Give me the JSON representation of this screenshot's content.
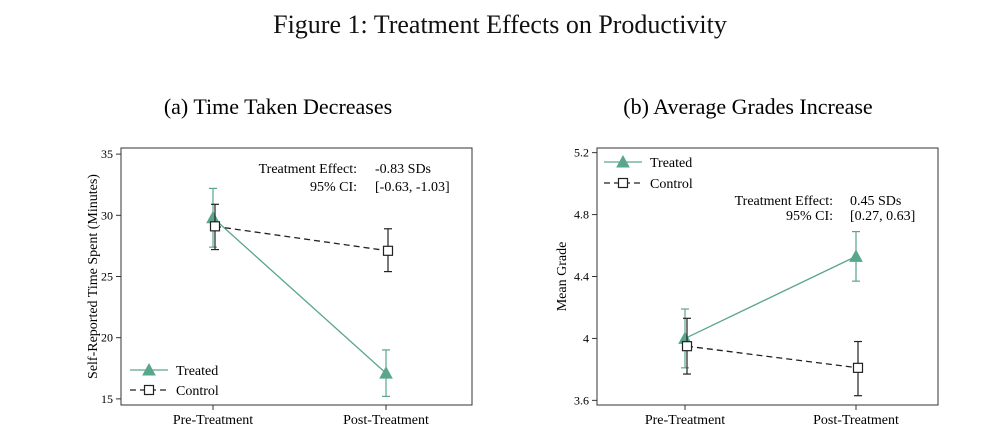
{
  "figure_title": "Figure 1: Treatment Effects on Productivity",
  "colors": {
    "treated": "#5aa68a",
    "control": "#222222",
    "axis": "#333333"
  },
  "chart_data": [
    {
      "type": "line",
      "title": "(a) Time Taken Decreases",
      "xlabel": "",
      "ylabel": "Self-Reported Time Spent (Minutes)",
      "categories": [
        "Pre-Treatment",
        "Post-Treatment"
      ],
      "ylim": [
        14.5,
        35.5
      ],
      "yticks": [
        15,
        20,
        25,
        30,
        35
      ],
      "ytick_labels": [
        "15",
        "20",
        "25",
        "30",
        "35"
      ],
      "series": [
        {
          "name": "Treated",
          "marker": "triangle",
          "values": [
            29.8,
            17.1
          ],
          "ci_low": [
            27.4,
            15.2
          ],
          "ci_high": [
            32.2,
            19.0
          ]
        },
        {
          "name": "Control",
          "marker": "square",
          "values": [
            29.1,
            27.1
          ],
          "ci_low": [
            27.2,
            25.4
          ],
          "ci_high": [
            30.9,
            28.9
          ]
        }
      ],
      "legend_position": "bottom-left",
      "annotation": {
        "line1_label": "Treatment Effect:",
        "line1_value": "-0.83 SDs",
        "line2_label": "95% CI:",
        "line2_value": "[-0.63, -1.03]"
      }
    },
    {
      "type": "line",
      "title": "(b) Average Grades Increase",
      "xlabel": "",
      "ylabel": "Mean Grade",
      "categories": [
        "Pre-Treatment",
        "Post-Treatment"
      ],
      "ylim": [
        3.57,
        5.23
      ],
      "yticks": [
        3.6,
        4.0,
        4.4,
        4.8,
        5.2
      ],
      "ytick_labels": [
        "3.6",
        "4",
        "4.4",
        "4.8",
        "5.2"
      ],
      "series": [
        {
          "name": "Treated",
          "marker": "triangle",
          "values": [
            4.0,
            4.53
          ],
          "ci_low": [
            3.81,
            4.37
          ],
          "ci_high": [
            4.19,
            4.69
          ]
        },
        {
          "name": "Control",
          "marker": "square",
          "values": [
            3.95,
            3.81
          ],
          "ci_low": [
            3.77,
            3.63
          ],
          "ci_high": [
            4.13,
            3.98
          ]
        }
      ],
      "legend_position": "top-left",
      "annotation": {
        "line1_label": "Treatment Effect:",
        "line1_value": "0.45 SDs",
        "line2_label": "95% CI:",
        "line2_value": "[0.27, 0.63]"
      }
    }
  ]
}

______________________________

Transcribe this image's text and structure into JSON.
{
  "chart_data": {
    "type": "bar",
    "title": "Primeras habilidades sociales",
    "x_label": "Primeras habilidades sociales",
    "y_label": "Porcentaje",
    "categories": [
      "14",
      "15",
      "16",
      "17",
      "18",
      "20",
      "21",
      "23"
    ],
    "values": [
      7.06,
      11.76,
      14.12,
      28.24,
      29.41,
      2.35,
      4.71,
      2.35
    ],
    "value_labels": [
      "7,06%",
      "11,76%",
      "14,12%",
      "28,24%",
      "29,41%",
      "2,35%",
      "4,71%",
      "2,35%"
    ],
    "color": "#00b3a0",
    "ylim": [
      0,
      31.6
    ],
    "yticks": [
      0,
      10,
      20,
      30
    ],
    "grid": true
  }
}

______________________________

■ **Exercise task**:
Pull every line holding "ylabel" out of the records.

■ **Solution for this exercise**:
      "ylabel": "Self-Reported Time Spent (Minutes)",
      "ylabel": "Mean Grade",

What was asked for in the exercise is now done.